WHAT IS REQUIRED |
Return each line of the records holding the string "Down".

Data entries |
## BEGIN
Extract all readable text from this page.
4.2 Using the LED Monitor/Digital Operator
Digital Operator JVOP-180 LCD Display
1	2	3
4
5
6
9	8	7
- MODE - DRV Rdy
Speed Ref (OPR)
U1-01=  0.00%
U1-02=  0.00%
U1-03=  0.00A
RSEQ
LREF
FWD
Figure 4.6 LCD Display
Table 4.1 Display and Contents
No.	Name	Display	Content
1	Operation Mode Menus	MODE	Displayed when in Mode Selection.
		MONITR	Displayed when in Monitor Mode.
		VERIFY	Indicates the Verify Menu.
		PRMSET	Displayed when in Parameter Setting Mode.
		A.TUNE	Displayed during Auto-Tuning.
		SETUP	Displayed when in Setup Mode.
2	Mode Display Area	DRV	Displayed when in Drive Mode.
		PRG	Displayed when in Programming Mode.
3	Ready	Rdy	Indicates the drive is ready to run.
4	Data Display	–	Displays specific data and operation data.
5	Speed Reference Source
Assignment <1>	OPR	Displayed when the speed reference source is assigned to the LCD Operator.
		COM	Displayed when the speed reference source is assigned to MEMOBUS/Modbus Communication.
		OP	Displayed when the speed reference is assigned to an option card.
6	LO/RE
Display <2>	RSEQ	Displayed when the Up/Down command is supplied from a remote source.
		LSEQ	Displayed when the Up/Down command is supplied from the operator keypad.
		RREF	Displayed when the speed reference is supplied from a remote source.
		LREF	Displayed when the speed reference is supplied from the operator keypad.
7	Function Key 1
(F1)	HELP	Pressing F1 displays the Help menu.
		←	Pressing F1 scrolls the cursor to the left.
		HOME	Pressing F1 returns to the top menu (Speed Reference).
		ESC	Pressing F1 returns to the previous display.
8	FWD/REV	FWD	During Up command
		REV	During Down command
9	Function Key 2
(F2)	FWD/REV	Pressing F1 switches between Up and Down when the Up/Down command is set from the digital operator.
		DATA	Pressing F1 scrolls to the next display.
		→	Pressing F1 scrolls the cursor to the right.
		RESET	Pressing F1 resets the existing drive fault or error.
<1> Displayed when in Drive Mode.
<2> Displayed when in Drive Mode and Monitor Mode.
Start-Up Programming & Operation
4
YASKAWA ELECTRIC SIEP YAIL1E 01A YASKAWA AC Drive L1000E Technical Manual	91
## END
EXERCISE RESPONSE |
Display <2>	RSEQ	Displayed when the Up/Down command is supplied from a remote source.
		LSEQ	Displayed when the Up/Down command is supplied from the operator keypad.
		REV	During Down command
(F2)	FWD/REV	Pressing F1 switches between Up and Down when the Up/Down command is set from the digital operator.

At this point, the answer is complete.